# AVAILABLE RECORDS

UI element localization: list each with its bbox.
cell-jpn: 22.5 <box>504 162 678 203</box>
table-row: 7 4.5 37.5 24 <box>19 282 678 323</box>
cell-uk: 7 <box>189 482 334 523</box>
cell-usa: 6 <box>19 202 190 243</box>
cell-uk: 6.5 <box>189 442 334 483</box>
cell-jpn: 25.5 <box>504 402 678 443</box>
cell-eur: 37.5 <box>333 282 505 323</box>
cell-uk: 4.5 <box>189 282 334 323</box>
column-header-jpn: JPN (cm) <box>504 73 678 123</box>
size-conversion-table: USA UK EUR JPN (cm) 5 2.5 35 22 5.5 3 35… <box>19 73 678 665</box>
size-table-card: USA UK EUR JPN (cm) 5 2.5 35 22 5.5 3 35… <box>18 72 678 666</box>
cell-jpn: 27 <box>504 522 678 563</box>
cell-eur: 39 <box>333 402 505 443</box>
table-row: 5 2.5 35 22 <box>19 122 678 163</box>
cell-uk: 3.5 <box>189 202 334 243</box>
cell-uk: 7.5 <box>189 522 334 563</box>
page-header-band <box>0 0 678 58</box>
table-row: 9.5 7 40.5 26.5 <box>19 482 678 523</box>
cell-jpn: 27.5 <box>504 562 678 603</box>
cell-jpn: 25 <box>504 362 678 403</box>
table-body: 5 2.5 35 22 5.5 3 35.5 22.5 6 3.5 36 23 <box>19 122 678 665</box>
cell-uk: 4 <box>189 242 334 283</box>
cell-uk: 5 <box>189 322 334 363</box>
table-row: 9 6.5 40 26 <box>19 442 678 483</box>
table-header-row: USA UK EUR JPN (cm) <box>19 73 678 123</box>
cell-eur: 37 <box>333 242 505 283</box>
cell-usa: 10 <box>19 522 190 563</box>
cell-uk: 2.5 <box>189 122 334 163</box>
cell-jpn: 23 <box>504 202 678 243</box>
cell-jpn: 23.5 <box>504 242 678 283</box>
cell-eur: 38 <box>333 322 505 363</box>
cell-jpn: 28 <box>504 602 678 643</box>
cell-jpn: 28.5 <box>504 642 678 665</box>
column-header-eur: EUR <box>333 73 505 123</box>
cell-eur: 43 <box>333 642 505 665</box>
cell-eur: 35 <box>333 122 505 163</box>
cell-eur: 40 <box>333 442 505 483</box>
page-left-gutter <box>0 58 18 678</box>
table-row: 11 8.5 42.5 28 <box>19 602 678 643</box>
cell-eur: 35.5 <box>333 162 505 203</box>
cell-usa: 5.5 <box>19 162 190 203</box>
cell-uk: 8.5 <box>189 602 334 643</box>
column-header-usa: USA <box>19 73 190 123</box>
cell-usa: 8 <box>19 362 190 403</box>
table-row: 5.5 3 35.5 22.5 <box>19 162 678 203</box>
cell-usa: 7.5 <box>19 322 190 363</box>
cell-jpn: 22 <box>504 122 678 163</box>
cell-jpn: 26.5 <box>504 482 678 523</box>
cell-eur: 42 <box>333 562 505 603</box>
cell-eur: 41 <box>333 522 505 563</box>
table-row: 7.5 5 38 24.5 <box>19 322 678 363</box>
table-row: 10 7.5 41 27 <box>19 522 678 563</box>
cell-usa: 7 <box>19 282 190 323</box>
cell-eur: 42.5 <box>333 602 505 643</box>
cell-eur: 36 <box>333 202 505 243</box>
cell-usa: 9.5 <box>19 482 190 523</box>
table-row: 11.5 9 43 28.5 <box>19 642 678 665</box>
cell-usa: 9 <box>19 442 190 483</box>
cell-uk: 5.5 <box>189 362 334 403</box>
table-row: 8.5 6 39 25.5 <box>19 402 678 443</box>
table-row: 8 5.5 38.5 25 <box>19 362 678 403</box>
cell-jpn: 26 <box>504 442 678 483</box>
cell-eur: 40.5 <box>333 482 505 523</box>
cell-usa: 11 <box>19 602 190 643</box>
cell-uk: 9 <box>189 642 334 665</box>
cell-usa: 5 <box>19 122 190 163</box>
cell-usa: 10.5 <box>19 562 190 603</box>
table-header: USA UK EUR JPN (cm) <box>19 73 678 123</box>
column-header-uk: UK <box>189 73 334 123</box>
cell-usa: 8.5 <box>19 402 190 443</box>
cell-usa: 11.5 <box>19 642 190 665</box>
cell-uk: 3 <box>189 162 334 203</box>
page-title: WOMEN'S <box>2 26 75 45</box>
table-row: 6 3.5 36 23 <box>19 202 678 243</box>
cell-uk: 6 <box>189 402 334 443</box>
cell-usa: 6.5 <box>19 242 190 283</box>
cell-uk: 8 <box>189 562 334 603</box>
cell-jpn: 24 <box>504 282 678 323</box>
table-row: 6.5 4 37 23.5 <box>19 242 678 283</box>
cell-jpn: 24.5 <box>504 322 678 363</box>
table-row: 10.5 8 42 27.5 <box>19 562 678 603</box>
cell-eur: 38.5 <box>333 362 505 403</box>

--

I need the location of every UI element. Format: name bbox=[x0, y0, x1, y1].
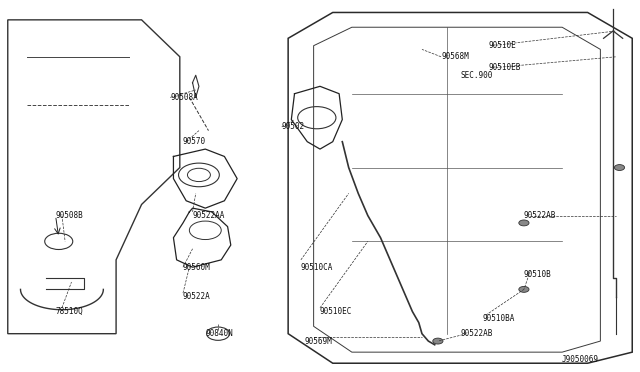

# WHAT TO DO
Retype the records between the line holding "UI element localization: list" and the line holding "cell-usa: 6 <box>19 202 190 243</box>", inclusive.

# COMPLETE RESPONSE
UI element localization: list each with its bbox.
cell-jpn: 22.5 <box>504 162 678 203</box>
table-row: 7 4.5 37.5 24 <box>19 282 678 323</box>
cell-uk: 7 <box>189 482 334 523</box>
cell-usa: 6 <box>19 202 190 243</box>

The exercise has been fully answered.